Information provided -
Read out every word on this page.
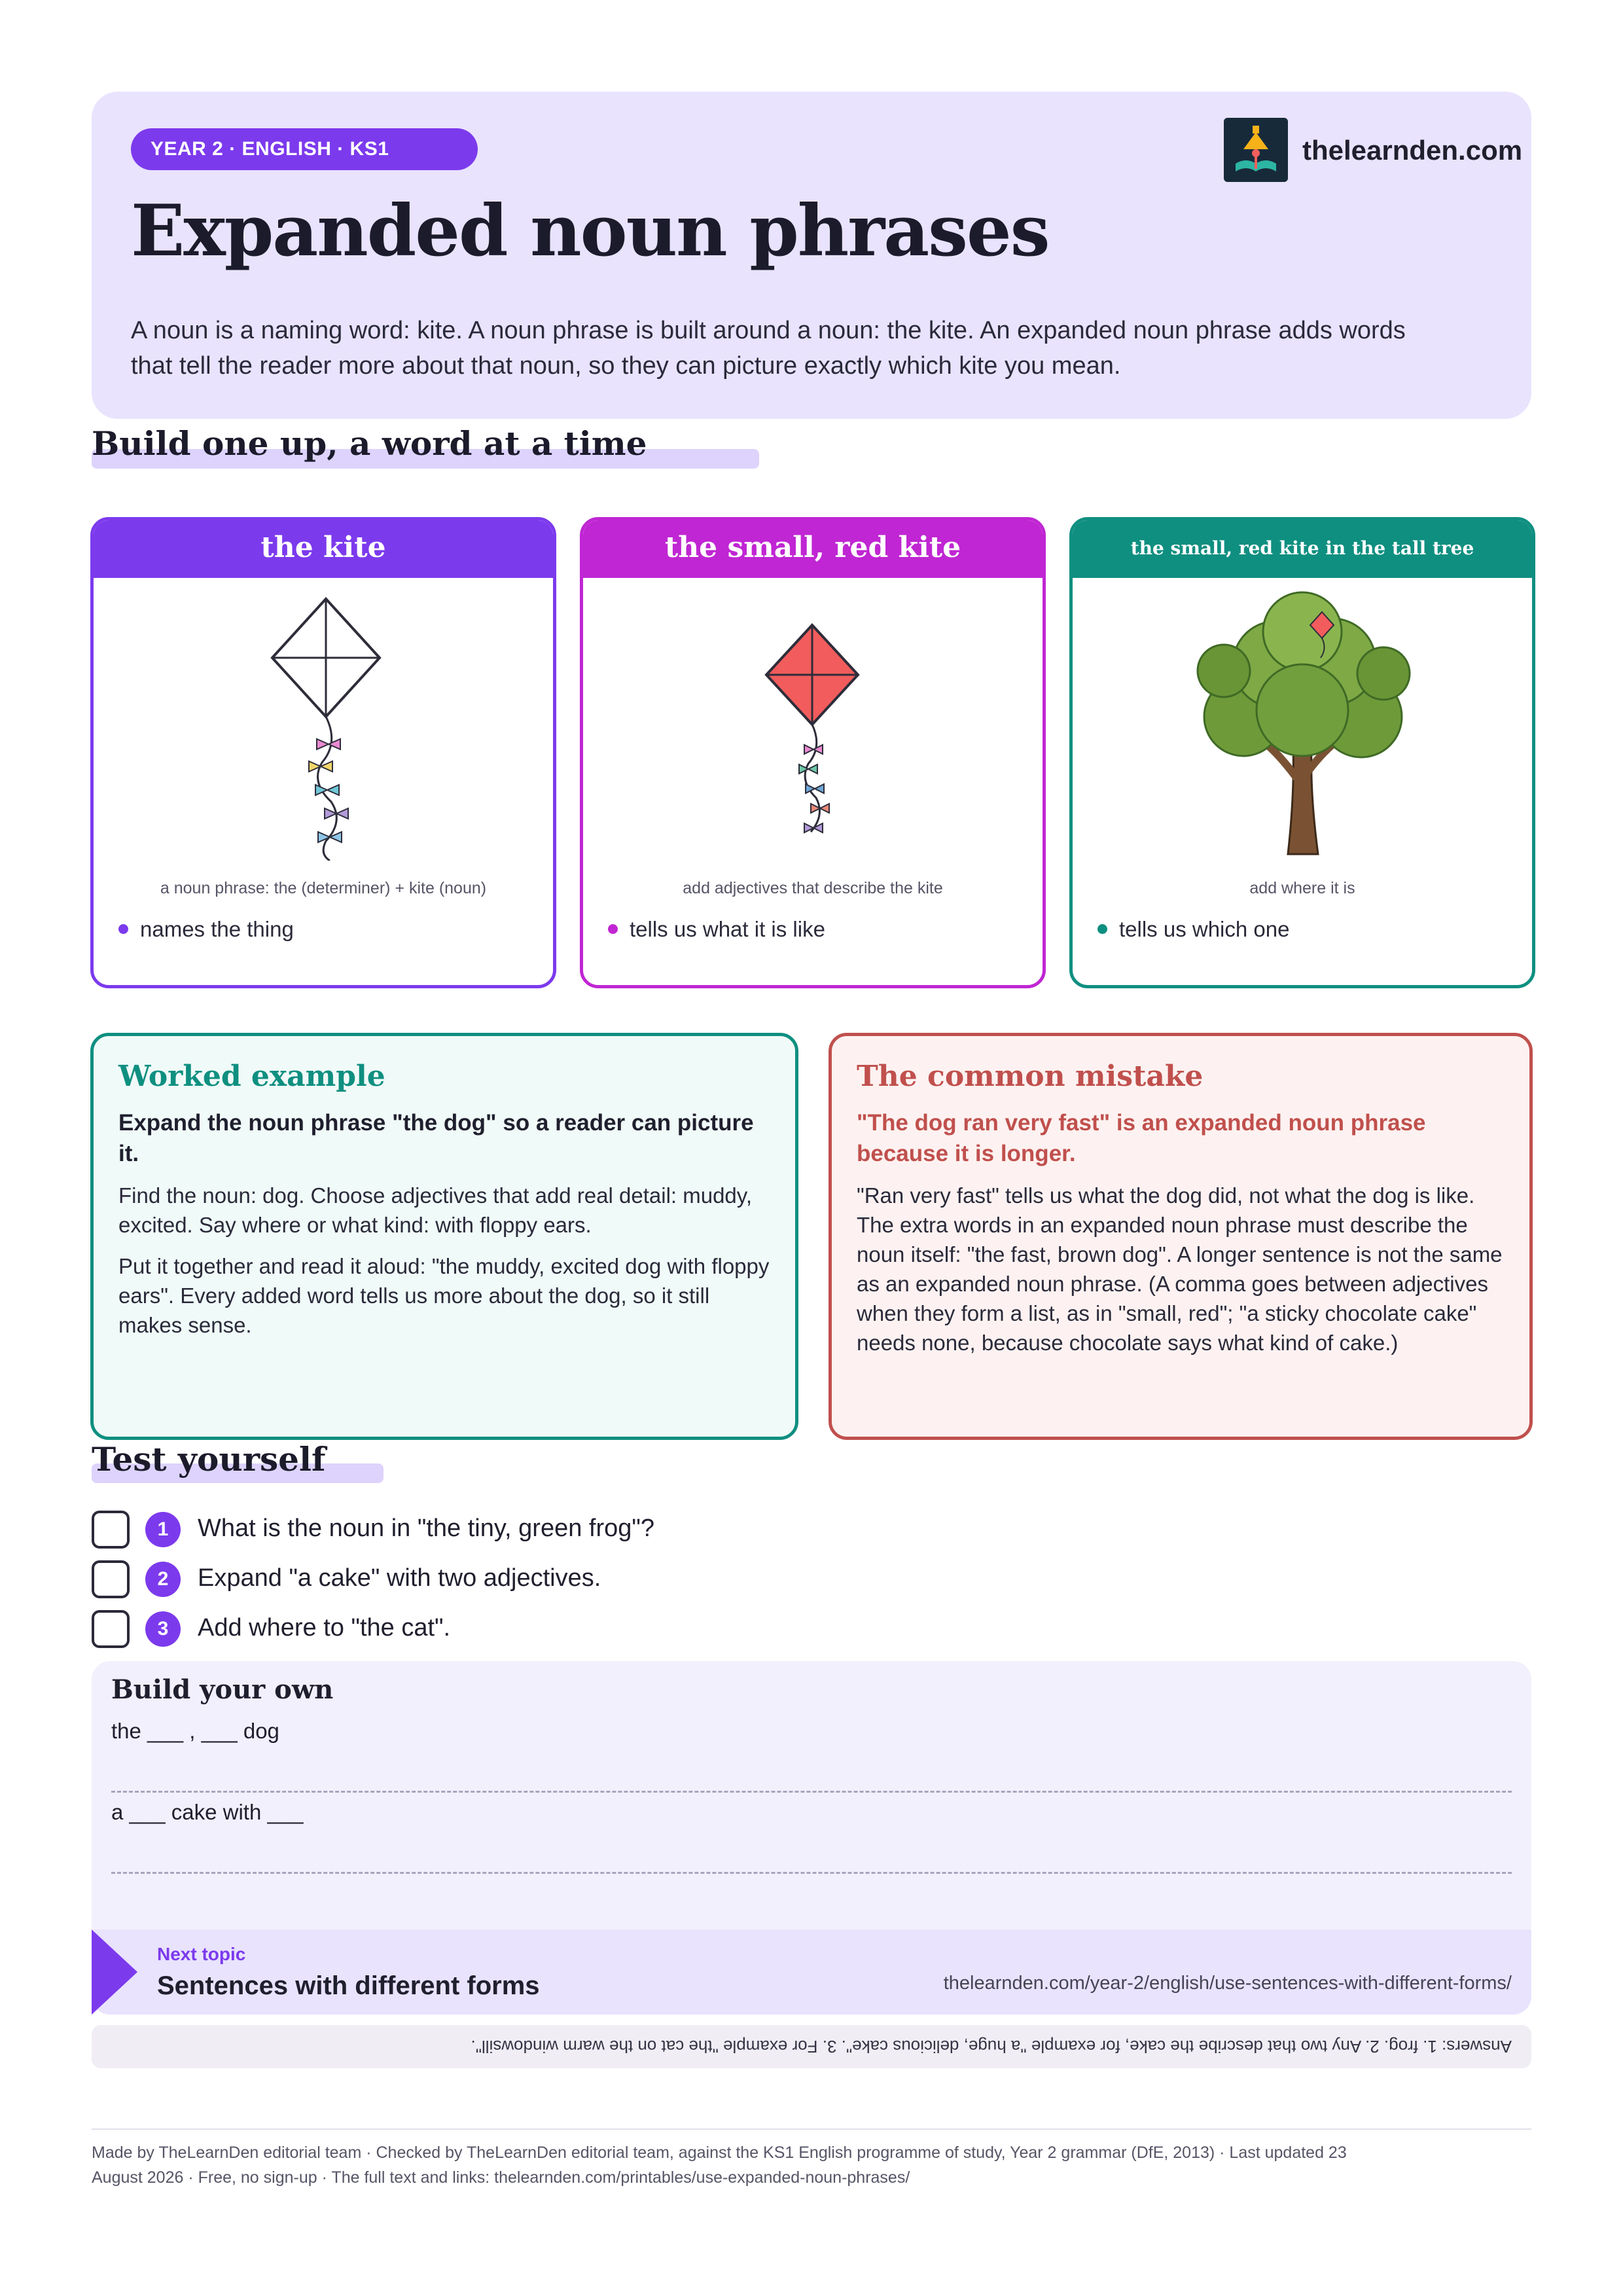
YEAR 2 · ENGLISH · KS1	thelearnden.com
Expanded noun phrases

A noun is a naming word: kite. A noun phrase is built around a noun: the kite. An expanded noun phrase adds words that tell the reader more about that noun, so they can picture exactly which kite you mean.

Build one up, a word at a time
the kite
a noun phrase: the (determiner) + kite (noun)
names the thing
the small, red kite
add adjectives that describe the kite
tells us what it is like
the small, red kite in the tall tree
add where it is
tells us which one
Worked example
Expand the noun phrase "the dog" so a reader can picture it.

Find the noun: dog. Choose adjectives that add real detail: muddy, excited. Say where or what kind: with floppy ears.

Put it together and read it aloud: "the muddy, excited dog with floppy ears". Every added word tells us more about the dog, so it still makes sense.

The common mistake
"The dog ran very fast" is an expanded noun phrase because it is longer.

"Ran very fast" tells us what the dog did, not what the dog is like. The extra words in an expanded noun phrase must describe the noun itself: "the fast, brown dog". A longer sentence is not the same as an expanded noun phrase. (A comma goes between adjectives when they form a list, as in "small, red"; "a sticky chocolate cake" needs none, because chocolate says what kind of cake.)

Test yourself
1	What is the noun in "the tiny, green frog"?
2	Expand "a cake" with two adjectives.
3	Add where to "the cat".
Build your own
the ___ , ___ dog
a ___ cake with ___
Next topic
Sentences with different forms	thelearnden.com/year-2/english/use-sentences-with-different-forms/
Answers: 1. frog. 2. Any two that describe the cake, for example "a huge, delicious cake". 3. For example "the cat on the warm windowsill".
Made by TheLearnDen editorial team · Checked by TheLearnDen editorial team, against the KS1 English programme of study, Year 2 grammar (DfE, 2013) · Last updated 23 August 2026 · Free, no sign-up · The full text and links: thelearnden.com/printables/use-expanded-noun-phrases/
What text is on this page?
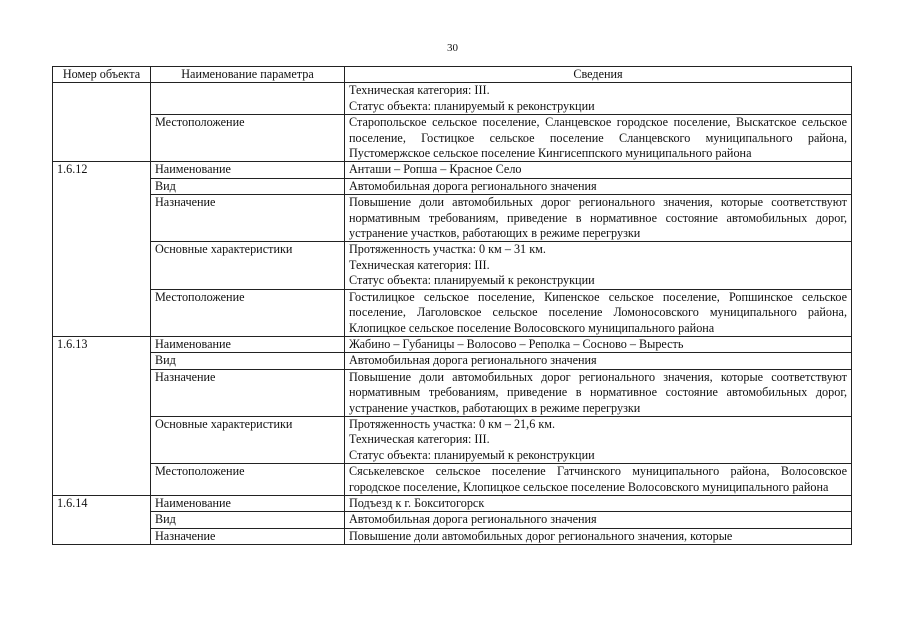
30
Номер объекта	Наименование параметра	Сведения

		Техническая категория: III.
Статус объекта: планируемый к реконструкции

	Местоположение	Старопольское сельское поселение, Сланцевское городское поселение, Выскатское сельское поселение, Гостицкое сельское поселение Сланцевского муниципального района, Пустомержское сельское поселение Кингисеппского муниципального района

1.6.12	Наименование	Анташи – Ропша – Красное Село

	Вид	Автомобильная дорога регионального значения

	Назначение	Повышение доли автомобильных дорог регионального значения, которые соответствуют нормативным требованиям, приведение в нормативное состояние автомобильных дорог, устранение участков, работающих в режиме перегрузки

	Основные характеристики	Протяженность участка: 0 км – 31 км.
Техническая категория: III.
Статус объекта: планируемый к реконструкции

	Местоположение	Гостилицкое сельское поселение, Кипенское сельское поселение, Ропшинское сельское поселение, Лаголовское сельское поселение Ломоносовского муниципального района, Клопицкое сельское поселение Волосовского муниципального района

1.6.13	Наименование	Жабино – Губаницы – Волосово – Реполка – Сосново – Выресть

	Вид	Автомобильная дорога регионального значения

	Назначение	Повышение доли автомобильных дорог регионального значения, которые соответствуют нормативным требованиям, приведение в нормативное состояние автомобильных дорог, устранение участков, работающих в режиме перегрузки

	Основные характеристики	Протяженность участка: 0 км – 21,6 км.
Техническая категория: III.
Статус объекта: планируемый к реконструкции

	Местоположение	Сяськелевское сельское поселение Гатчинского муниципального района, Волосовское городское поселение, Клопицкое сельское поселение Волосовского муниципального района

1.6.14	Наименование	Подъезд к г. Бокситогорск

	Вид	Автомобильная дорога регионального значения

	Назначение	Повышение доли автомобильных дорог регионального значения, которые
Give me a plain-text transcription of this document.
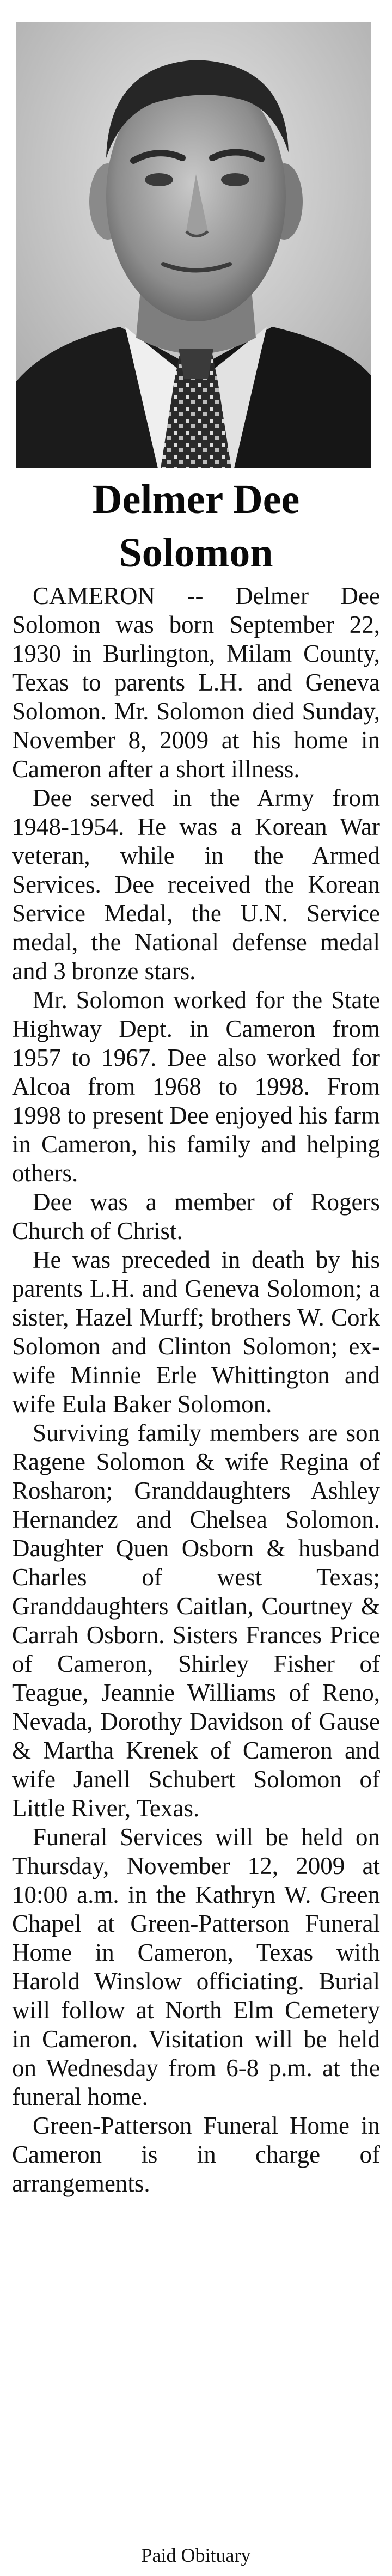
Delmer Dee
Solomon

CAMERON -- Delmer Dee Solomon was born September 22, 1930 in Burlington, Milam County, Texas to parents L.H. and Geneva Solomon. Mr. Solomon died Sunday, November 8, 2009 at his home in Cameron after a short illness.

Dee served in the Army from 1948-1954. He was a Korean War veteran, while in the Armed Services. Dee received the Korean Service Medal, the U.N. Service medal, the National defense medal and 3 bronze stars.

Mr. Solomon worked for the State Highway Dept. in Cameron from 1957 to 1967. Dee also worked for Alcoa from 1968 to 1998. From 1998 to present Dee enjoyed his farm in Cameron, his family and helping others.

Dee was a member of Rogers Church of Christ.

He was preceded in death by his parents L.H. and Geneva Solomon; a sister, Hazel Murff; brothers W. Cork Solomon and Clinton Solomon; ex-wife Minnie Erle Whittington and wife Eula Baker Solomon.

Surviving family members are son Ragene Solomon & wife Regina of Rosharon; Granddaughters Ashley Hernandez and Chelsea Solomon. Daughter Quen Osborn & husband Charles of west Texas; Granddaughters Caitlan, Courtney & Carrah Osborn. Sisters Frances Price of Cameron, Shirley Fisher of Teague, Jeannie Williams of Reno, Nevada, Dorothy Davidson of Gause & Martha Krenek of Cameron and wife Janell Schubert Solomon of Little River, Texas.

Funeral Services will be held on Thursday, November 12, 2009 at 10:00 a.m. in the Kathryn W. Green Chapel at Green-Patterson Funeral Home in Cameron, Texas with Harold Winslow officiating. Burial will follow at North Elm Cemetery in Cameron. Visitation will be held on Wednesday from 6-8 p.m. at the funeral home.

Green-Patterson Funeral Home in Cameron is in charge of arrangements.

Paid Obituary
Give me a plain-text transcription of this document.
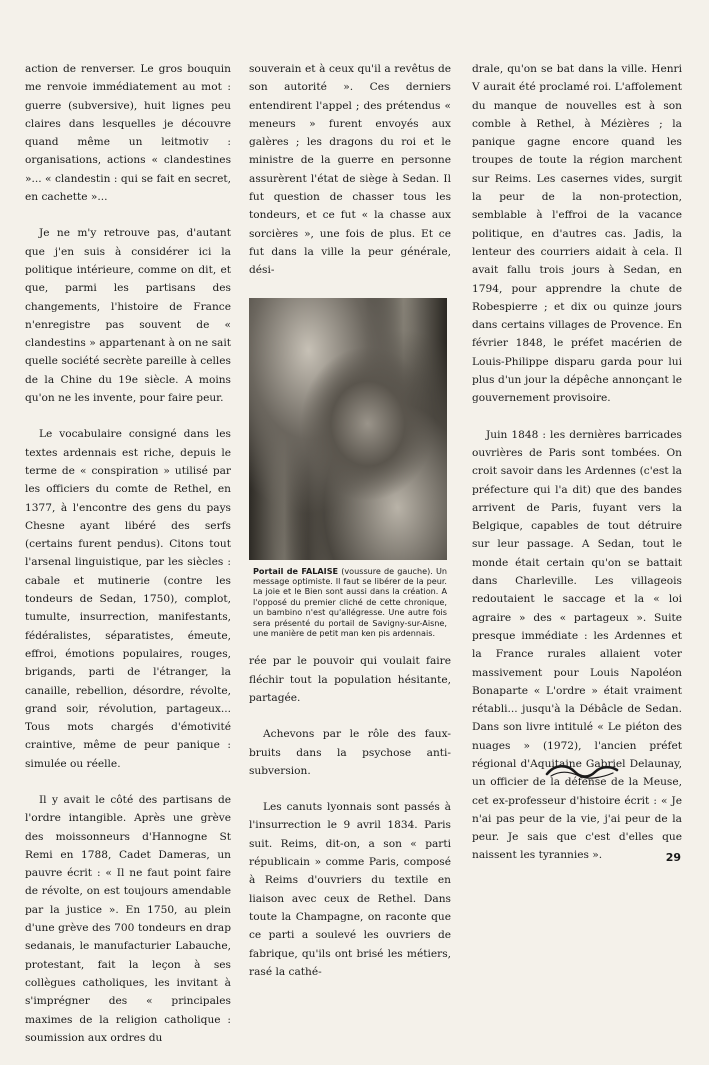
action de renverser. Le gros bouquin me renvoie immédiatement au mot : guerre (subversive), huit lignes peu claires dans lesquelles je découvre quand même un leitmotiv : organisations, actions « clandestines »... « clandestin : qui se fait en secret, en cachette »...

Je ne m'y retrouve pas, d'autant que j'en suis à considérer ici la politique intérieure, comme on dit, et que, parmi les partisans des changements, l'histoire de France n'enregistre pas souvent de « clandestins » appartenant à on ne sait quelle société secrète pareille à celles de la Chine du 19e siècle. A moins qu'on ne les invente, pour faire peur.

Le vocabulaire consigné dans les textes ardennais est riche, depuis le terme de « conspiration » utilisé par les officiers du comte de Rethel, en 1377, à l'encontre des gens du pays Chesne ayant libéré des serfs (certains furent pendus). Citons tout l'arsenal linguistique, par les siècles : cabale et mutinerie (contre les tondeurs de Sedan, 1750), complot, tumulte, insurrection, manifestants, fédéralistes, séparatistes, émeute, effroi, émotions populaires, rouges, brigands, parti de l'étranger, la canaille, rebellion, désordre, révolte, grand soir, révolution, partageux... Tous mots chargés d'émotivité craintive, même de peur panique : simulée ou réelle.

Il y avait le côté des partisans de l'ordre intangible. Après une grève des moissonneurs d'Hannogne St Remi en 1788, Cadet Dameras, un pauvre écrit : « Il ne faut point faire de révolte, on est toujours amendable par la justice ». En 1750, au plein d'une grève des 700 tondeurs en drap sedanais, le manufacturier Labauche, protestant, fait la leçon à ses collègues catholiques, les invitant à s'imprégner des « principales maximes de la religion catholique : soumission aux ordres du

souverain et à ceux qu'il a revêtus de son autorité ». Ces derniers entendirent l'appel ; des prétendus « meneurs » furent envoyés aux galères ; les dragons du roi et le ministre de la guerre en personne assurèrent l'état de siège à Sedan. Il fut question de chasser tous les tondeurs, et ce fut « la chasse aux sorcières », une fois de plus. Et ce fut dans la ville la peur générale, dési-

Portail de FALAISE (voussure de gauche). Un message optimiste. Il faut se libérer de la peur. La joie et le Bien sont aussi dans la création. A l'opposé du premier cliché de cette chronique, un bambino n'est qu'allégresse. Une autre fois sera présenté du portail de Savigny-sur-Aisne, une manière de petit man ken pis ardennais.

rée par le pouvoir qui voulait faire fléchir tout la population hésitante, partagée.

Achevons par le rôle des faux-bruits dans la psychose anti-subversion.

Les canuts lyonnais sont passés à l'insurrection le 9 avril 1834. Paris suit. Reims, dit-on, a son « parti républicain » comme Paris, composé à Reims d'ouvriers du textile en liaison avec ceux de Rethel. Dans toute la Champagne, on raconte que ce parti a soulevé les ouvriers de fabrique, qu'ils ont brisé les métiers, rasé la cathé-

drale, qu'on se bat dans la ville. Henri V aurait été proclamé roi. L'affolement du manque de nouvelles est à son comble à Rethel, à Mézières ; la panique gagne encore quand les troupes de toute la région marchent sur Reims. Les casernes vides, surgit la peur de la non-protection, semblable à l'effroi de la vacance politique, en d'autres cas. Jadis, la lenteur des courriers aidait à cela. Il avait fallu trois jours à Sedan, en 1794, pour apprendre la chute de Robespierre ; et dix ou quinze jours dans certains villages de Provence. En février 1848, le préfet macérien de Louis-Philippe disparu garda pour lui plus d'un jour la dépêche annonçant le gouvernement provisoire.

Juin 1848 : les dernières barricades ouvrières de Paris sont tombées. On croit savoir dans les Ardennes (c'est la préfecture qui l'a dit) que des bandes arrivent de Paris, fuyant vers la Belgique, capables de tout détruire sur leur passage. A Sedan, tout le monde était certain qu'on se battait dans Charleville. Les villageois redoutaient le saccage et la « loi agraire » des « partageux ». Suite presque immédiate : les Ardennes et la France rurales allaient voter massivement pour Louis Napoléon Bonaparte « L'ordre » était vraiment rétabli... jusqu'à la Débâcle de Sedan. Dans son livre intitulé « Le piéton des nuages » (1972), l'ancien préfet régional d'Aquitaine Gabriel Delaunay, un officier de la défense de la Meuse, cet ex-professeur d'histoire écrit : « Je n'ai pas peur de la vie, j'ai peur de la peur. Je sais que c'est d'elles que naissent les tyrannies ».	29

The problem -
Look through the listing above. Pick out each line with "Клопицкое" and copy it.

Reply to the exercise -
	Местоположение	Гостилицкое сельское поселение, Кипенское сельское поселение, Ропшинское сельское поселение, Лаголовское сельское поселение Ломоносовского муниципального района, Клопицкое сельское поселение Волосовского муниципального района
	Местоположение	Сяськелевское сельское поселение Гатчинского муниципального района, Волосовское городское поселение, Клопицкое сельское поселение Волосовского муниципального района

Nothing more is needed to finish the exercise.